:: What is asked ::
Print the listing below in its entirety, character for character.

:: Information supplied ::

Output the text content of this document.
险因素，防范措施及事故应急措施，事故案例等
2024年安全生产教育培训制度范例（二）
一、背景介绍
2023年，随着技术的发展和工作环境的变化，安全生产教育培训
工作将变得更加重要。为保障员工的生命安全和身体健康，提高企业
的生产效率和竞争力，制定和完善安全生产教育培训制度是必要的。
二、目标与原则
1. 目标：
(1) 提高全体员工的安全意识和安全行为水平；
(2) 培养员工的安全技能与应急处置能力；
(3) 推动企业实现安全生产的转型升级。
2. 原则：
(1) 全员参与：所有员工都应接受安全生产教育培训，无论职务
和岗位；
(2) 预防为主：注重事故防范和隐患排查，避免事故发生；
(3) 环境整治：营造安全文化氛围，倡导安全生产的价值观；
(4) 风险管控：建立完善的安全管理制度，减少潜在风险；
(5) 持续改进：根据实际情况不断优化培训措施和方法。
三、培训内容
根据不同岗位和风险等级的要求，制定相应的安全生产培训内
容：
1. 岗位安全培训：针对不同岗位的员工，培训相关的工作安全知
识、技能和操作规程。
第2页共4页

:: Expected output ::
Output the text content of this document.
险因素，防范措施及事故应急措施，事故案例等
2024年安全生产教育培训制度范例（二）
一、背景介绍
2023年，随着技术的发展和工作环境的变化，安全生产教育培训
工作将变得更加重要。为保障员工的生命安全和身体健康，提高企业
的生产效率和竞争力，制定和完善安全生产教育培训制度是必要的。
二、目标与原则
1. 目标：
(1) 提高全体员工的安全意识和安全行为水平；
(2) 培养员工的安全技能与应急处置能力；
(3) 推动企业实现安全生产的转型升级。
2. 原则：
(1) 全员参与：所有员工都应接受安全生产教育培训，无论职务
和岗位；
(2) 预防为主：注重事故防范和隐患排查，避免事故发生；
(3) 环境整治：营造安全文化氛围，倡导安全生产的价值观；
(4) 风险管控：建立完善的安全管理制度，减少潜在风险；
(5) 持续改进：根据实际情况不断优化培训措施和方法。
三、培训内容
根据不同岗位和风险等级的要求，制定相应的安全生产培训内
容：
1. 岗位安全培训：针对不同岗位的员工，培训相关的工作安全知
识、技能和操作规程。
第2页共4页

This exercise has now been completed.